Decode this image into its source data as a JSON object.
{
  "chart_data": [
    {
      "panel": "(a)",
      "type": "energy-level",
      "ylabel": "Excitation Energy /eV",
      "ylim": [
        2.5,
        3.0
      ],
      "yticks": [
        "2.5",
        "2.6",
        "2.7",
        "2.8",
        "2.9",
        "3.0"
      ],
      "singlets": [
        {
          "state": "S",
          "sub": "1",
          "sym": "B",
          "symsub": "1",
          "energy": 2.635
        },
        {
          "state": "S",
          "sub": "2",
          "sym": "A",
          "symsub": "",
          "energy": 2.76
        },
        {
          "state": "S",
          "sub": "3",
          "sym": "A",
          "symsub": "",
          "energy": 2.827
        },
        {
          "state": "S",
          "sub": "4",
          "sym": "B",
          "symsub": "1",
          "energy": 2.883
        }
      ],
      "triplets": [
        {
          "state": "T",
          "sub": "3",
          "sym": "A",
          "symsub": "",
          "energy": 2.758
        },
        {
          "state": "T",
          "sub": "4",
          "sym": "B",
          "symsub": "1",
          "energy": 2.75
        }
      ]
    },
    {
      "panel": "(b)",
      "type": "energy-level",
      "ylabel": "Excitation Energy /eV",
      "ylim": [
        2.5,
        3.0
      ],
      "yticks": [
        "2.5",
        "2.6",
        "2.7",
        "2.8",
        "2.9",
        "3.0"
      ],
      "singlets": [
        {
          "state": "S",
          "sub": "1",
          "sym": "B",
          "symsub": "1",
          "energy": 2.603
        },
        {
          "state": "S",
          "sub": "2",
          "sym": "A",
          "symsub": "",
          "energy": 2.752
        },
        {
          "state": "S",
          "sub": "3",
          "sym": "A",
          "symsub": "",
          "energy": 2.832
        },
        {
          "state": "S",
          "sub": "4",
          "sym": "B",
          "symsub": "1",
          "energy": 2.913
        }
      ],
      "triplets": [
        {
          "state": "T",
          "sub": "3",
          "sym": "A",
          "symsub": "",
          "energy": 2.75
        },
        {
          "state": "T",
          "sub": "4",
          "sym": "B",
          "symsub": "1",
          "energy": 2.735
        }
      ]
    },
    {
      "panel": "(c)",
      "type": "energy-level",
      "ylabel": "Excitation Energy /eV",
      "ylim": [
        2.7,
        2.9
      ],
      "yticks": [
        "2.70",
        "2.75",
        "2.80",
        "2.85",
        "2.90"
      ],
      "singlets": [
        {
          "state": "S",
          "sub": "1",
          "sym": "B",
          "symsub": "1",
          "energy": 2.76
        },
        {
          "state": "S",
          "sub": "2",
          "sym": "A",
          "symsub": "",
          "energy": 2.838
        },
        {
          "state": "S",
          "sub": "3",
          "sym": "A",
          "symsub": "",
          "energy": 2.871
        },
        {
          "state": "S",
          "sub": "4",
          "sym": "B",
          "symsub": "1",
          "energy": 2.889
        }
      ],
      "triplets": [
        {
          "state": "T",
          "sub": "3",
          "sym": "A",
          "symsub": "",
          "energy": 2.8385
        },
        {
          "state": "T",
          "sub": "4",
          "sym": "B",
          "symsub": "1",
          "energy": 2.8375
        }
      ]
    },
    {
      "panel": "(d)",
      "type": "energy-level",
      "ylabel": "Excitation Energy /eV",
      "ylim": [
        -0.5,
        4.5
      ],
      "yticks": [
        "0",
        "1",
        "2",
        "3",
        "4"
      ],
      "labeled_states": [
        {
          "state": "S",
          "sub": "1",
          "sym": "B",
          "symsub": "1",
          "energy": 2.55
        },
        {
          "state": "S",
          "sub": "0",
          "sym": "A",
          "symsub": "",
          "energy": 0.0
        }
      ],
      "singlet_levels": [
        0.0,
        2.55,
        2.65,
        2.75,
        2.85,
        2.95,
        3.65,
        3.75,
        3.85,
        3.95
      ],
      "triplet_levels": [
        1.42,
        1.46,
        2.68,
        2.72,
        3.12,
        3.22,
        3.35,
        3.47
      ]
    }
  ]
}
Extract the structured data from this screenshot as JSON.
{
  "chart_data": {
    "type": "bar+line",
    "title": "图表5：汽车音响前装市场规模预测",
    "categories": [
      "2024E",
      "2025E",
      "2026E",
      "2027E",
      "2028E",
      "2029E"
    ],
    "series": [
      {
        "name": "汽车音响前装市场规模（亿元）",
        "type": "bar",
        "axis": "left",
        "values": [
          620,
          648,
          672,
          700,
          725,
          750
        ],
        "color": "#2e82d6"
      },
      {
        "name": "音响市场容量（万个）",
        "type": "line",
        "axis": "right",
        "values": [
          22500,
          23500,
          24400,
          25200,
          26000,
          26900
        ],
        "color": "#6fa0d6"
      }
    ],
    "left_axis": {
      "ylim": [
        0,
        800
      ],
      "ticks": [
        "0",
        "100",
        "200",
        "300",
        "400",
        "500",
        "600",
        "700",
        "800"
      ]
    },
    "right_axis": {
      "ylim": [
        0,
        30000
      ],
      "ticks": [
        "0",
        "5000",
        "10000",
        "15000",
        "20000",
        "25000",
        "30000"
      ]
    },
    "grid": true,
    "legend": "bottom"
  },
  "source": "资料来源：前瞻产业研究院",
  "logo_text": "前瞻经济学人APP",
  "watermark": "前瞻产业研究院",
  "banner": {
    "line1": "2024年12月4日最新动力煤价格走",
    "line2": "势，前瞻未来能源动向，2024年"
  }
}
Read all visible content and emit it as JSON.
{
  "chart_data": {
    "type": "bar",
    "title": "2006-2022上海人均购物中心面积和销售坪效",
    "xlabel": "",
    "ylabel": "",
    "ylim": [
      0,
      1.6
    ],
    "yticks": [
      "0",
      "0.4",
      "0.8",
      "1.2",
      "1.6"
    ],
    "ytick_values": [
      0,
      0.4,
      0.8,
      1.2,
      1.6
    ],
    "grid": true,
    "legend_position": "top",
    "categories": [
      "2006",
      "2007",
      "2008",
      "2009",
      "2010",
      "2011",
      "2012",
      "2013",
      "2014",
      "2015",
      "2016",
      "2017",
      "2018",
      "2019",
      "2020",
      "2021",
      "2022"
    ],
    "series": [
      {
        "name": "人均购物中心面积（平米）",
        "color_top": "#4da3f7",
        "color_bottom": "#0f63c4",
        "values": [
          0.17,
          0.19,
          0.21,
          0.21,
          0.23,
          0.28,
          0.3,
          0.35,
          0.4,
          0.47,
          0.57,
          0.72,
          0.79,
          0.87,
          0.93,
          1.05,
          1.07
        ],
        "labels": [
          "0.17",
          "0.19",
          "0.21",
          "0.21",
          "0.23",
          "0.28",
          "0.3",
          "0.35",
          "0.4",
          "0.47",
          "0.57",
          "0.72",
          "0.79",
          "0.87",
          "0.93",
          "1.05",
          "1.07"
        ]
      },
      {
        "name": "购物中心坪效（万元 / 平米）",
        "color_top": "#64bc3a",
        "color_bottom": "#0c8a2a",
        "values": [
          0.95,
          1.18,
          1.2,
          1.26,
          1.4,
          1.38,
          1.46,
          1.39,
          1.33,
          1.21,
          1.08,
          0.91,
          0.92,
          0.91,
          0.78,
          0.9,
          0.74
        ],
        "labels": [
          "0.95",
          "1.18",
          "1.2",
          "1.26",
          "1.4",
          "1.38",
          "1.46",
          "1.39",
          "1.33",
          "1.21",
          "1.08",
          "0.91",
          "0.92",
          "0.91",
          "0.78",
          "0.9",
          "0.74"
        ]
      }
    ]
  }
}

▸ Exercise brief: Exactly reproduce all of the entries.

▸ Full response:
Decode this image into its source data as a JSON object.
{
  "chart_data": [
    {
      "panel": "(a)",
      "type": "energy-level",
      "ylabel": "Excitation Energy /eV",
      "ylim": [
        2.5,
        3.0
      ],
      "yticks": [
        "2.5",
        "2.6",
        "2.7",
        "2.8",
        "2.9",
        "3.0"
      ],
      "singlets": [
        {
          "state": "S",
          "sub": "1",
          "sym": "B",
          "symsub": "1",
          "energy": 2.635
        },
        {
          "state": "S",
          "sub": "2",
          "sym": "A",
          "symsub": "",
          "energy": 2.76
        },
        {
          "state": "S",
          "sub": "3",
          "sym": "A",
          "symsub": "",
          "energy": 2.827
        },
        {
          "state": "S",
          "sub": "4",
          "sym": "B",
          "symsub": "1",
          "energy": 2.883
        }
      ],
      "triplets": [
        {
          "state": "T",
          "sub": "3",
          "sym": "A",
          "symsub": "",
          "energy": 2.758
        },
        {
          "state": "T",
          "sub": "4",
          "sym": "B",
          "symsub": "1",
          "energy": 2.75
        }
      ]
    },
    {
      "panel": "(b)",
      "type": "energy-level",
      "ylabel": "Excitation Energy /eV",
      "ylim": [
        2.5,
        3.0
      ],
      "yticks": [
        "2.5",
        "2.6",
        "2.7",
        "2.8",
        "2.9",
        "3.0"
      ],
      "singlets": [
        {
          "state": "S",
          "sub": "1",
          "sym": "B",
          "symsub": "1",
          "energy": 2.603
        },
        {
          "state": "S",
          "sub": "2",
          "sym": "A",
          "symsub": "",
          "energy": 2.752
        },
        {
          "state": "S",
          "sub": "3",
          "sym": "A",
          "symsub": "",
          "energy": 2.832
        },
        {
          "state": "S",
          "sub": "4",
          "sym": "B",
          "symsub": "1",
          "energy": 2.913
        }
      ],
      "triplets": [
        {
          "state": "T",
          "sub": "3",
          "sym": "A",
          "symsub": "",
          "energy": 2.75
        },
        {
          "state": "T",
          "sub": "4",
          "sym": "B",
          "symsub": "1",
          "energy": 2.735
        }
      ]
    },
    {
      "panel": "(c)",
      "type": "energy-level",
      "ylabel": "Excitation Energy /eV",
      "ylim": [
        2.7,
        2.9
      ],
      "yticks": [
        "2.70",
        "2.75",
        "2.80",
        "2.85",
        "2.90"
      ],
      "singlets": [
        {
          "state": "S",
          "sub": "1",
          "sym": "B",
          "symsub": "1",
          "energy": 2.76
        },
        {
          "state": "S",
          "sub": "2",
          "sym": "A",
          "symsub": "",
          "energy": 2.838
        },
        {
          "state": "S",
          "sub": "3",
          "sym": "A",
          "symsub": "",
          "energy": 2.871
        },
        {
          "state": "S",
          "sub": "4",
          "sym": "B",
          "symsub": "1",
          "energy": 2.889
        }
      ],
      "triplets": [
        {
          "state": "T",
          "sub": "3",
          "sym": "A",
          "symsub": "",
          "energy": 2.8385
        },
        {
          "state": "T",
          "sub": "4",
          "sym": "B",
          "symsub": "1",
          "energy": 2.8375
        }
      ]
    },
    {
      "panel": "(d)",
      "type": "energy-level",
      "ylabel": "Excitation Energy /eV",
      "ylim": [
        -0.5,
        4.5
      ],
      "yticks": [
        "0",
        "1",
        "2",
        "3",
        "4"
      ],
      "labeled_states": [
        {
          "state": "S",
          "sub": "1",
          "sym": "B",
          "symsub": "1",
          "energy": 2.55
        },
        {
          "state": "S",
          "sub": "0",
          "sym": "A",
          "symsub": "",
          "energy": 0.0
        }
      ],
      "singlet_levels": [
        0.0,
        2.55,
        2.65,
        2.75,
        2.85,
        2.95,
        3.65,
        3.75,
        3.85,
        3.95
      ],
      "triplet_levels": [
        1.42,
        1.46,
        2.68,
        2.72,
        3.12,
        3.22,
        3.35,
        3.47
      ]
    }
  ]
}
Extract the structured data from this screenshot as JSON.
{
  "chart_data": {
    "type": "bar+line",
    "title": "图表5：汽车音响前装市场规模预测",
    "categories": [
      "2024E",
      "2025E",
      "2026E",
      "2027E",
      "2028E",
      "2029E"
    ],
    "series": [
      {
        "name": "汽车音响前装市场规模（亿元）",
        "type": "bar",
        "axis": "left",
        "values": [
          620,
          648,
          672,
          700,
          725,
          750
        ],
        "color": "#2e82d6"
      },
      {
        "name": "音响市场容量（万个）",
        "type": "line",
        "axis": "right",
        "values": [
          22500,
          23500,
          24400,
          25200,
          26000,
          26900
        ],
        "color": "#6fa0d6"
      }
    ],
    "left_axis": {
      "ylim": [
        0,
        800
      ],
      "ticks": [
        "0",
        "100",
        "200",
        "300",
        "400",
        "500",
        "600",
        "700",
        "800"
      ]
    },
    "right_axis": {
      "ylim": [
        0,
        30000
      ],
      "ticks": [
        "0",
        "5000",
        "10000",
        "15000",
        "20000",
        "25000",
        "30000"
      ]
    },
    "grid": true,
    "legend": "bottom"
  },
  "source": "资料来源：前瞻产业研究院",
  "logo_text": "前瞻经济学人APP",
  "watermark": "前瞻产业研究院",
  "banner": {
    "line1": "2024年12月4日最新动力煤价格走",
    "line2": "势，前瞻未来能源动向，2024年"
  }
}
Read all visible content and emit it as JSON.
{
  "chart_data": {
    "type": "bar",
    "title": "2006-2022上海人均购物中心面积和销售坪效",
    "xlabel": "",
    "ylabel": "",
    "ylim": [
      0,
      1.6
    ],
    "yticks": [
      "0",
      "0.4",
      "0.8",
      "1.2",
      "1.6"
    ],
    "ytick_values": [
      0,
      0.4,
      0.8,
      1.2,
      1.6
    ],
    "grid": true,
    "legend_position": "top",
    "categories": [
      "2006",
      "2007",
      "2008",
      "2009",
      "2010",
      "2011",
      "2012",
      "2013",
      "2014",
      "2015",
      "2016",
      "2017",
      "2018",
      "2019",
      "2020",
      "2021",
      "2022"
    ],
    "series": [
      {
        "name": "人均购物中心面积（平米）",
        "color_top": "#4da3f7",
        "color_bottom": "#0f63c4",
        "values": [
          0.17,
          0.19,
          0.21,
          0.21,
          0.23,
          0.28,
          0.3,
          0.35,
          0.4,
          0.47,
          0.57,
          0.72,
          0.79,
          0.87,
          0.93,
          1.05,
          1.07
        ],
        "labels": [
          "0.17",
          "0.19",
          "0.21",
          "0.21",
          "0.23",
          "0.28",
          "0.3",
          "0.35",
          "0.4",
          "0.47",
          "0.57",
          "0.72",
          "0.79",
          "0.87",
          "0.93",
          "1.05",
          "1.07"
        ]
      },
      {
        "name": "购物中心坪效（万元 / 平米）",
        "color_top": "#64bc3a",
        "color_bottom": "#0c8a2a",
        "values": [
          0.95,
          1.18,
          1.2,
          1.26,
          1.4,
          1.38,
          1.46,
          1.39,
          1.33,
          1.21,
          1.08,
          0.91,
          0.92,
          0.91,
          0.78,
          0.9,
          0.74
        ],
        "labels": [
          "0.95",
          "1.18",
          "1.2",
          "1.26",
          "1.4",
          "1.38",
          "1.46",
          "1.39",
          "1.33",
          "1.21",
          "1.08",
          "0.91",
          "0.92",
          "0.91",
          "0.78",
          "0.9",
          "0.74"
        ]
      }
    ]
  }
}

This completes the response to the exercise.